(Element box records)
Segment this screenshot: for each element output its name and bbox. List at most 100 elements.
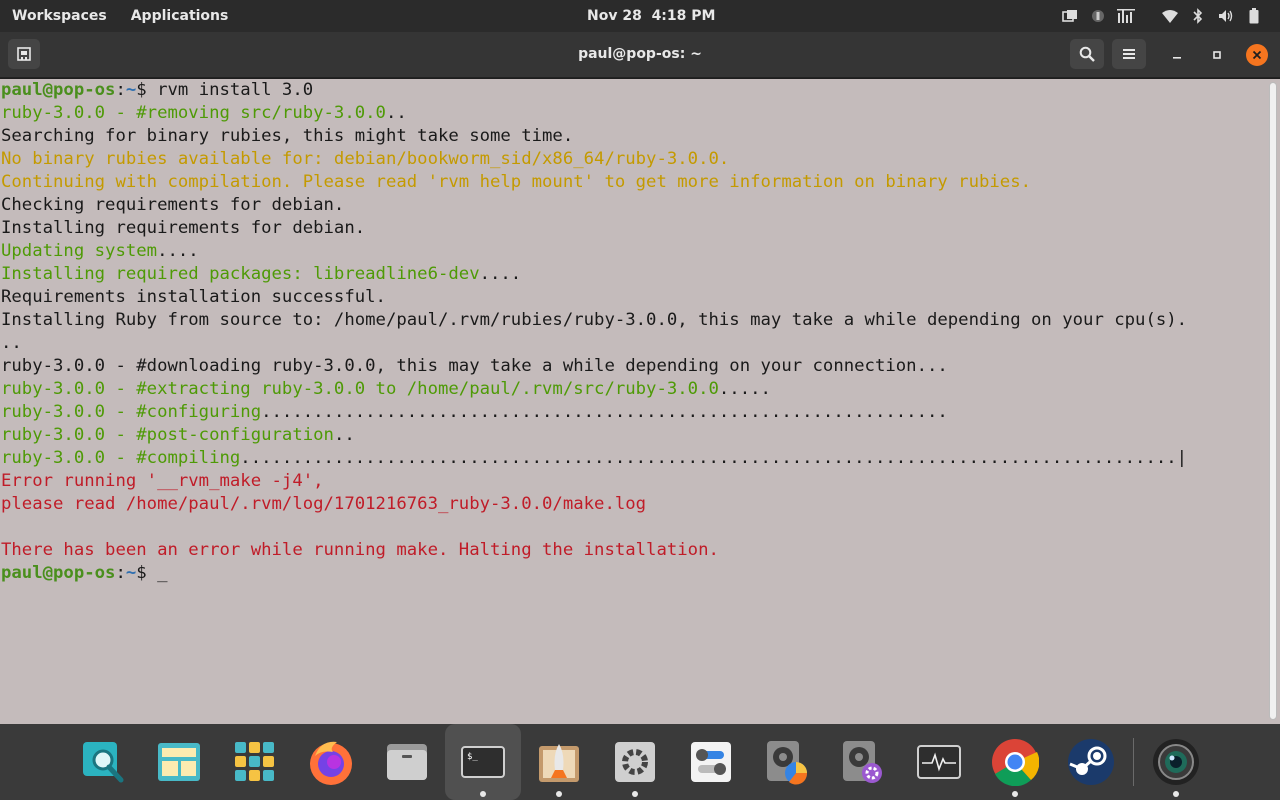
terminal-text-segment: ruby-3.0.0 - #extracting ruby-3.0.0 to /… (1, 379, 719, 399)
system-tray[interactable] (1056, 0, 1280, 32)
terminal-scrollbar[interactable] (1269, 82, 1277, 720)
terminal-text-segment: .... (479, 264, 522, 284)
volume-icon[interactable] (1212, 0, 1240, 32)
terminal-line: ruby-3.0.0 - #extracting ruby-3.0.0 to /… (0, 378, 1280, 401)
dock-firefox[interactable] (293, 724, 369, 800)
terminal-text-segment: No binary rubies available for: debian/b… (1, 149, 730, 169)
dock-settings[interactable] (597, 724, 673, 800)
camera-icon (1153, 739, 1199, 785)
terminal-line: ruby-3.0.0 - #post-configuration.. (0, 424, 1280, 447)
search-icon (1079, 46, 1095, 62)
wifi-icon[interactable] (1156, 0, 1184, 32)
close-button[interactable] (1246, 44, 1268, 66)
hamburger-menu-icon (1123, 49, 1135, 59)
dock-disks[interactable] (825, 724, 901, 800)
terminal-line: ruby-3.0.0 - #removing src/ruby-3.0.0.. (0, 102, 1280, 125)
workspaces-button[interactable]: Workspaces (0, 8, 119, 24)
terminal-line: please read /home/paul/.rvm/log/17012167… (0, 493, 1280, 516)
dock-workspaces[interactable] (141, 724, 217, 800)
running-indicator (1173, 791, 1179, 797)
running-indicator (556, 791, 562, 797)
terminal-line: .. (0, 332, 1280, 355)
app-grid-icon (235, 742, 274, 781)
terminal-line: Requirements installation successful. (0, 286, 1280, 309)
dock-steam[interactable] (1053, 724, 1129, 800)
disks-icon (843, 741, 882, 783)
bluetooth-icon[interactable] (1184, 0, 1212, 32)
terminal-line: Error running '__rvm_make -j4', (0, 470, 1280, 493)
terminal-text-segment: .... (157, 241, 199, 261)
workspaces-icon (158, 743, 200, 781)
clipboard-icon[interactable] (1056, 0, 1084, 32)
window-header: paul@pop-os: ~ (0, 32, 1280, 78)
terminal-text-segment: Continuing with compilation. Please read… (1, 172, 1032, 192)
terminal-text-segment: : (115, 80, 126, 100)
dock-disk-usage[interactable] (749, 724, 825, 800)
terminal-text-segment: ruby-3.0.0 - #compiling (1, 448, 241, 468)
terminal-output[interactable]: paul@pop-os:~$ rvm install 3.0 ruby-3.0.0… (0, 79, 1280, 724)
terminal-text-segment: Installing required packages: libreadlin… (1, 264, 480, 284)
terminal-text-segment: ~ (125, 563, 137, 583)
terminal-line: No binary rubies available for: debian/b… (0, 148, 1280, 171)
running-indicator (1012, 791, 1018, 797)
chrome-icon (992, 739, 1039, 786)
terminal-text-segment: : (115, 563, 126, 583)
dock-files[interactable] (369, 724, 445, 800)
terminal-line: ruby-3.0.0 - #downloading ruby-3.0.0, th… (0, 355, 1280, 378)
dock-chrome[interactable] (977, 724, 1053, 800)
terminal-text-segment: ruby-3.0.0 - #post-configuration (1, 425, 334, 445)
terminal-text-segment: ruby-3.0.0 - #configuring (1, 402, 262, 422)
terminal-line: paul@pop-os:~$ _ (0, 562, 1280, 585)
search-button[interactable] (1070, 39, 1104, 69)
dock-terminal[interactable]: $_ (445, 724, 521, 800)
terminal-line: ruby-3.0.0 - #configuring...............… (0, 401, 1280, 424)
terminal-text-segment: Installing Ruby from source to: /home/pa… (1, 310, 1188, 330)
terminal-line: Checking requirements for debian. (0, 194, 1280, 217)
applications-button[interactable]: Applications (119, 8, 241, 24)
running-indicator (480, 791, 486, 797)
maximize-button[interactable] (1206, 44, 1228, 66)
terminal-text-segment: Updating system (1, 241, 158, 261)
dock-camera[interactable] (1138, 724, 1214, 800)
firefox-icon (310, 741, 352, 785)
cpu-monitor-icon[interactable] (1112, 0, 1140, 32)
disk-usage-icon (767, 741, 808, 785)
terminal-text-segment: ruby-3.0.0 - #downloading ruby-3.0.0, th… (1, 356, 948, 376)
battery-icon[interactable] (1240, 0, 1268, 32)
terminal-line: ruby-3.0.0 - #compiling.................… (0, 447, 1280, 470)
terminal-text-segment: .. (385, 103, 407, 123)
clock[interactable]: Nov 28 4:18 PM (587, 0, 715, 32)
terminal-text-segment: ........................................… (261, 402, 948, 422)
new-tab-button[interactable] (8, 39, 40, 69)
menu-button[interactable] (1112, 39, 1146, 69)
minimize-button[interactable] (1166, 44, 1188, 66)
tweaks-icon (691, 742, 731, 782)
dock-system-monitor[interactable] (901, 724, 977, 800)
terminal-line: Updating system.... (0, 240, 1280, 263)
minimize-icon (1173, 57, 1181, 59)
dock-pop-shop[interactable] (521, 724, 597, 800)
dock-separator (1133, 738, 1134, 786)
terminal-line: paul@pop-os:~$ rvm install 3.0 (0, 79, 1280, 102)
terminal-text-segment: please read /home/paul/.rvm/log/17012167… (1, 494, 647, 514)
status-indicator-icon[interactable] (1084, 0, 1112, 32)
terminal-text-segment: Requirements installation successful. (1, 287, 386, 307)
maximize-icon (1213, 51, 1221, 59)
terminal-text-segment: .. (1, 333, 22, 353)
terminal-text-segment: There has been an error while running ma… (1, 540, 719, 560)
dock-app-grid[interactable] (217, 724, 293, 800)
terminal-line: Installing required packages: libreadlin… (0, 263, 1280, 286)
terminal-text-segment: ruby-3.0.0 - #removing src/ruby-3.0.0 (1, 103, 386, 123)
dock-search-launcher[interactable] (65, 724, 141, 800)
search-launcher-icon (83, 742, 124, 783)
settings-icon (615, 742, 655, 782)
terminal-text-segment: $ rvm install 3.0 (136, 80, 314, 100)
system-monitor-icon (917, 745, 961, 779)
dock-tweaks[interactable] (673, 724, 749, 800)
terminal-text-segment: Checking requirements for debian. (1, 195, 345, 215)
terminal-text-segment: ........................................… (240, 448, 1188, 468)
terminal-text-segment: Searching for binary rubies, this might … (1, 126, 574, 146)
steam-icon (1068, 739, 1114, 785)
top-bar: Workspaces Applications Nov 28 4:18 PM (0, 0, 1280, 32)
terminal-line: There has been an error while running ma… (0, 539, 1280, 562)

## Directions for this task
Count the lines in the records above that contain the string "binary", treating uppercase and lowercase as distinct. Give only the number.

## Output of the task
3